What the exercise asks ▸ Which lines of the records contain "Bicobot"? Collect every one of them.

▬▬▬▬▬▬▬▬▬▬

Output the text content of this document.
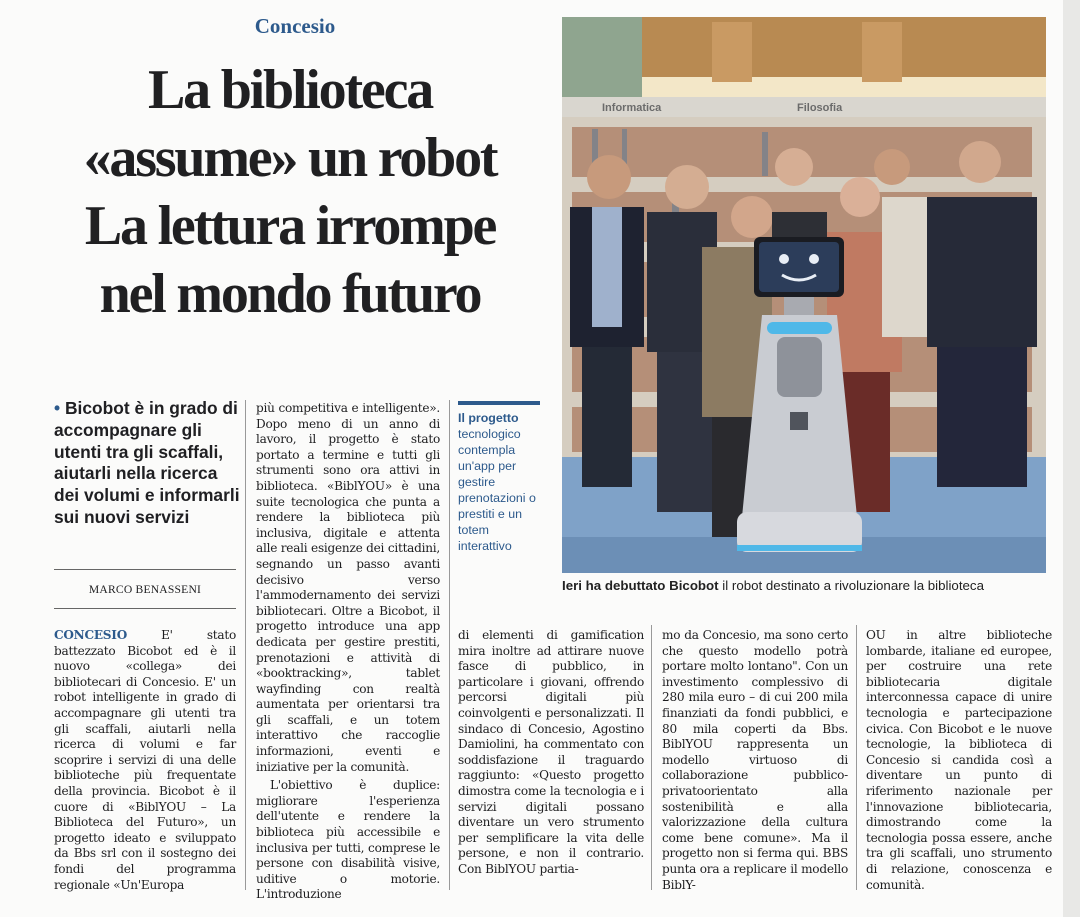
Concesio
La biblioteca
«assume» un robot
La lettura irrompe
nel mondo futuro
Informatica	Filosofia
Ieri ha debuttato Bicobot il robot destinato a rivoluzionare la biblioteca
• Bicobot è in grado di accompagnare gli utenti tra gli scaffali, aiutarli nella ricerca dei volumi e informarli sui nuovi servizi
MARCO BENASSENI
CONCESIO E' stato battezzato Bicobot ed è il nuovo «collega» dei bibliotecari di Concesio. E' un robot intelligente in grado di accompagnare gli utenti tra gli scaffali, aiutarli nella ricerca di volumi e far scoprire i servizi di una delle biblioteche più frequentate della provincia. Bicobot è il cuore di «BiblYOU – La Biblioteca del Futuro», un progetto ideato e sviluppato da Bbs srl con il sostegno dei fondi del programma regionale «Un'Europa
più competitiva e intelligente». Dopo meno di un anno di lavoro, il progetto è stato portato a termine e tutti gli strumenti sono ora attivi in biblioteca. «BiblYOU» è una suite tecnologica che punta a rendere la biblioteca più inclusiva, digitale e attenta alle reali esigenze dei cittadini, segnando un passo avanti decisivo verso l'ammodernamento dei servizi bibliotecari. Oltre a Bicobot, il progetto introduce una app dedicata per gestire prestiti, prenotazioni e attività di «booktracking», tablet wayfinding con realtà aumentata per orientarsi tra gli scaffali, e un totem interattivo che raccoglie informazioni, eventi e iniziative per la comunità.
L'obiettivo è duplice: migliorare l'esperienza dell'utente e rendere la biblioteca più accessibile e inclusiva per tutti, comprese le persone con disabilità visive, uditive o motorie. L'introduzione
Il progetto tecnologico contempla un'app per gestire prenotazioni o prestiti e un totem interattivo
di elementi di gamification mira inoltre ad attirare nuove fasce di pubblico, in particolare i giovani, offrendo percorsi digitali più coinvolgenti e personalizzati. Il sindaco di Concesio, Agostino Damiolini, ha commentato con soddisfazione il traguardo raggiunto: «Questo progetto dimostra come la tecnologia e i servizi digitali possano diventare un vero strumento per semplificare la vita delle persone, e non il contrario. Con BiblYOU partia-
mo da Concesio, ma sono certo che questo modello potrà portare molto lontano". Con un investimento complessivo di 280 mila euro – di cui 200 mila finanziati da fondi pubblici, e 80 mila coperti da Bbs. BiblYOU rappresenta un modello virtuoso di collaborazione pubblico-privatoorientato alla sostenibilità e alla valorizzazione della cultura come bene comune». Ma il progetto non si ferma qui. BBS punta ora a replicare il modello BiblY-
OU in altre biblioteche lombarde, italiane ed europee, per costruire una rete bibliotecaria digitale interconnessa capace di unire tecnologia e partecipazione civica. Con Bicobot e le nuove tecnologie, la biblioteca di Concesio si candida così a diventare un punto di riferimento nazionale per l'innovazione bibliotecaria, dimostrando come la tecnologia possa essere, anche tra gli scaffali, uno strumento di relazione, conoscenza e comunità.
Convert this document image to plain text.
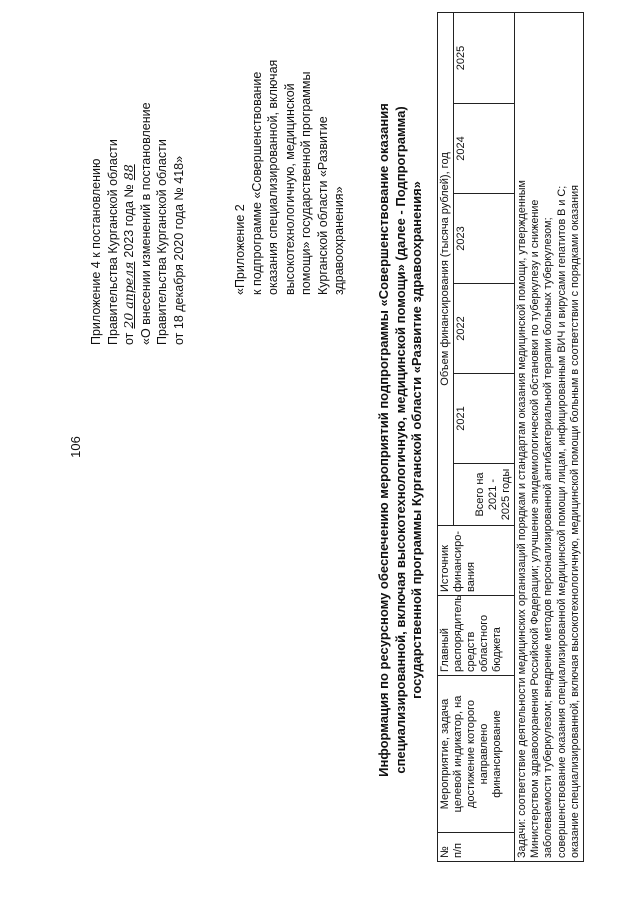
106
Приложение 4 к постановлению Правительства Курганской области от20 апреля2023 года №88 «О внесении изменений в постановление Правительства Курганской области от 18 декабря 2020 года № 418»	«Приложение 2 к подпрограмме «Совершенствование оказания специализированной, включая высокотехнологичную, медицинской помощи» государственной программы Курганской области «Развитие здравоохранения» Информация по ресурсному обеспечению мероприятий подпрограммы «Совершенствование оказания специализированной, включая высокотехнологичную, медицинской помощи» (далее - Подпрограмма) государственной программы Курганской области «Развитие здравоохранения»
№ п/п	Мероприятие, задача целевой индикатор, на достижение которого направлено финансирование	Главный распорядитель средств областного бюджета	Источник финансиро-вания	Объем финансирования (тысяча рублей), год					
				Всего на 2021 - 2025 годы	2021	2022	2023	2024	2025

Задачи: соответствие деятельности медицинских организаций порядкам и стандартам оказания медицинской помощи, утвержденным Министерством здравоохранения Российской Федерации; улучшение эпидемиологической обстановки по туберкулезу и снижение заболеваемости туберкулезом; внедрение методов персонализированной антибактериальной терапии больных туберкулезом; совершенствование оказания специализированной медицинской помощи лицам, инфицированным ВИЧ и вирусами гепатитов В и С; оказание специализированной, включая высокотехнологичную, медицинской помощи больным в соответствии с порядками оказания									
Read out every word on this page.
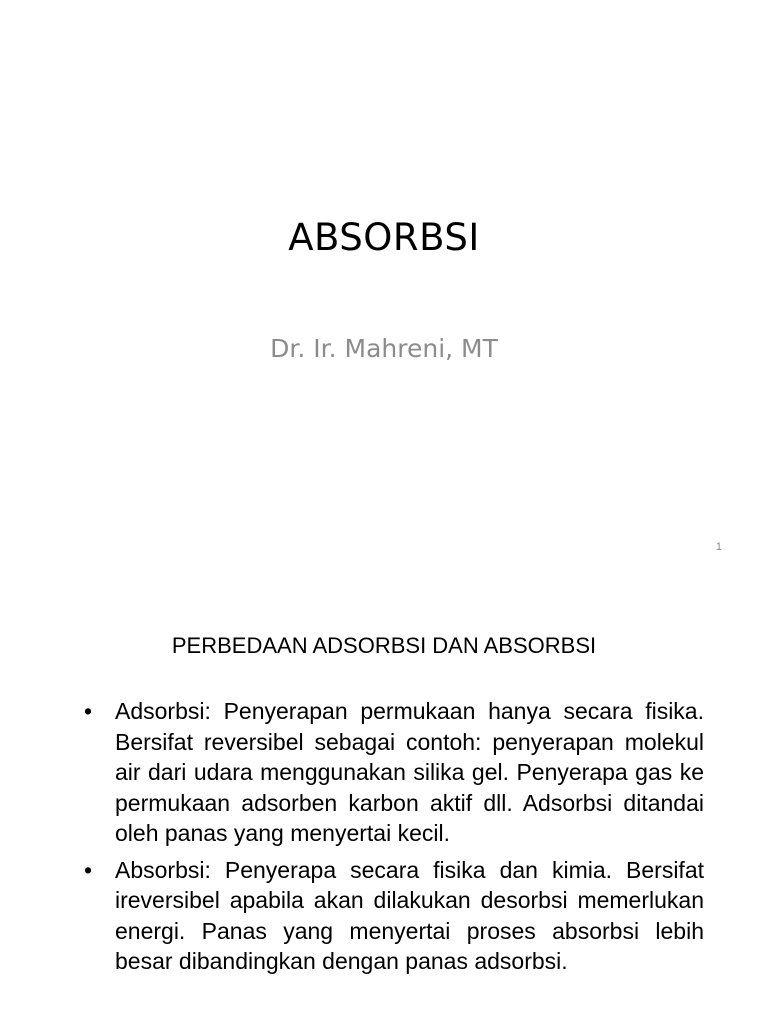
ABSORBSI
Dr. Ir. Mahreni, MT
1
PERBEDAAN ADSORBSI DAN ABSORBSI
• Adsorbsi: Penyerapan permukaan hanya secara fisika. Bersifat reversibel sebagai contoh: penyerapan molekul air dari udara menggunakan silika gel. Penyerapa gas ke permukaan adsorben karbon aktif dll. Adsorbsi ditandai oleh panas yang menyertai kecil.
• Absorbsi: Penyerapa secara fisika dan kimia. Bersifat ireversibel apabila akan dilakukan desorbsi memerlukan energi. Panas yang menyertai proses absorbsi lebih besar dibandingkan dengan panas adsorbsi.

▬▬▬▬▬▬▬▬▬▬

Exercise output ▸
Ieri ha debuttato Bicobot il robot destinato a rivoluzionare la biblioteca
• Bicobot è in grado di accompagnare gli utenti tra gli scaffali, aiutarli nella ricerca dei volumi e informarli sui nuovi servizi
CONCESIO E' stato battezzato Bicobot ed è il nuovo «collega» dei bibliotecari di Concesio. E' un robot intelligente in grado di accompagnare gli utenti tra gli scaffali, aiutarli nella ricerca di volumi e far scoprire i servizi di una delle biblioteche più frequentate della provincia. Bicobot è il cuore di «BiblYOU – La Biblioteca del Futuro», un progetto ideato e sviluppato da Bbs srl con il sostegno dei fondi del programma regionale «Un'Europa
più competitiva e intelligente». Dopo meno di un anno di lavoro, il progetto è stato portato a termine e tutti gli strumenti sono ora attivi in biblioteca. «BiblYOU» è una suite tecnologica che punta a rendere la biblioteca più inclusiva, digitale e attenta alle reali esigenze dei cittadini, segnando un passo avanti decisivo verso l'ammodernamento dei servizi bibliotecari. Oltre a Bicobot, il progetto introduce una app dedicata per gestire prestiti, prenotazioni e attività di «booktracking», tablet wayfinding con realtà aumentata per orientarsi tra gli scaffali, e un totem interattivo che raccoglie informazioni, eventi e iniziative per la comunità.
OU in altre biblioteche lombarde, italiane ed europee, per costruire una rete bibliotecaria digitale interconnessa capace di unire tecnologia e partecipazione civica. Con Bicobot e le nuove tecnologie, la biblioteca di Concesio si candida così a diventare un punto di riferimento nazionale per l'innovazione bibliotecaria, dimostrando come la tecnologia possa essere, anche tra gli scaffali, uno strumento di relazione, conoscenza e comunità.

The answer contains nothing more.